— Exercise aim —
Narrow the data below down to the lines containing "underlying".

— Provided material —
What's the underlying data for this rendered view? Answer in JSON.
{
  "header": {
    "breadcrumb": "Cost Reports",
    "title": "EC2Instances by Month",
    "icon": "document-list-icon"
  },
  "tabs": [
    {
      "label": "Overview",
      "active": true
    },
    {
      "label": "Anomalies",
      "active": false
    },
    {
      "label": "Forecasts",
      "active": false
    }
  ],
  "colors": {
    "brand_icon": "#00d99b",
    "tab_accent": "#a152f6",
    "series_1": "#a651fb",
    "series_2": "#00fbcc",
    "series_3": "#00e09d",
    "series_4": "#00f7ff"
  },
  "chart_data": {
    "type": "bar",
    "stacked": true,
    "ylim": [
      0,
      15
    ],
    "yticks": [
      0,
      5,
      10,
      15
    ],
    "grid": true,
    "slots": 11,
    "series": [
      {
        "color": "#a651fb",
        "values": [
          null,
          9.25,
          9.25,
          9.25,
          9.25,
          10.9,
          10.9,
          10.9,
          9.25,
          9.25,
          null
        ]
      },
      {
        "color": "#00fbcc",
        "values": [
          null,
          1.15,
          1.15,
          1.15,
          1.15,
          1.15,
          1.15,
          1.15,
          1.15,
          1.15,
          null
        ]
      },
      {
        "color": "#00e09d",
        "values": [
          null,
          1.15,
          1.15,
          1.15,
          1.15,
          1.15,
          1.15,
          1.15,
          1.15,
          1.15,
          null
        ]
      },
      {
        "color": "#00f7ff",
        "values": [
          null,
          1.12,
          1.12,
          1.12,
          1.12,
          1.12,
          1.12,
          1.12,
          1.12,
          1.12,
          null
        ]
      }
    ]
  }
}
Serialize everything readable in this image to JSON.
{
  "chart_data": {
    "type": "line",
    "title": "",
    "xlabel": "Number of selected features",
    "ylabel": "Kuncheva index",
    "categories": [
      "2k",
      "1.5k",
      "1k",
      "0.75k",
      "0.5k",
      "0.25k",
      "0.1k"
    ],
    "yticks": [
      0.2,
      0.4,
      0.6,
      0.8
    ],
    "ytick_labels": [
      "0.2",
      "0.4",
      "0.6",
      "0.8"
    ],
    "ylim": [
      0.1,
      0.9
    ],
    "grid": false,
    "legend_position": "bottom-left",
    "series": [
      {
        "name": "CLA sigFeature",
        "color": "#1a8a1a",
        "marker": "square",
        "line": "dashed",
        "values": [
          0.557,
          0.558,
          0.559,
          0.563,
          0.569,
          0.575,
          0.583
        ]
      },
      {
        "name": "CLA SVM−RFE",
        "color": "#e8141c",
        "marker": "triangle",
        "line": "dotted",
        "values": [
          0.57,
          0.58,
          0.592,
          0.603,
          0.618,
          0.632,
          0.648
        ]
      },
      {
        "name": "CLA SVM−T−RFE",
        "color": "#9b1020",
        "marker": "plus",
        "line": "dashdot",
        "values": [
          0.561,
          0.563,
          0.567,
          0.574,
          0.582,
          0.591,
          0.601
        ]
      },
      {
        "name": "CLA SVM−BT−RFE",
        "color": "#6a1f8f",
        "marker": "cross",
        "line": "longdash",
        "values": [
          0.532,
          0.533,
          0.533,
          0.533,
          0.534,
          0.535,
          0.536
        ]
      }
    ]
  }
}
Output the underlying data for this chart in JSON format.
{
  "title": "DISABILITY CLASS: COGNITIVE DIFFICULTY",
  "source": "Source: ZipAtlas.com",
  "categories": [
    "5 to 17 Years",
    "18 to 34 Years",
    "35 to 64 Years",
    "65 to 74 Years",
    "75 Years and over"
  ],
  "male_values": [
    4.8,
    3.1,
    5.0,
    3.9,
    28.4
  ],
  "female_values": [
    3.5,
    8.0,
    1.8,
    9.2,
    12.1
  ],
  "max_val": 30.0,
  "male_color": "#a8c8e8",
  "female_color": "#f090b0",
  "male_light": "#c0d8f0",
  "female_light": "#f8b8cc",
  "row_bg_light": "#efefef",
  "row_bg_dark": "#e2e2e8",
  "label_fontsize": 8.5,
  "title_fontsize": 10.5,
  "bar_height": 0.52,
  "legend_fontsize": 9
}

— Response —
What's the underlying data for this rendered view? Answer in JSON.
Output the underlying data for this chart in JSON format.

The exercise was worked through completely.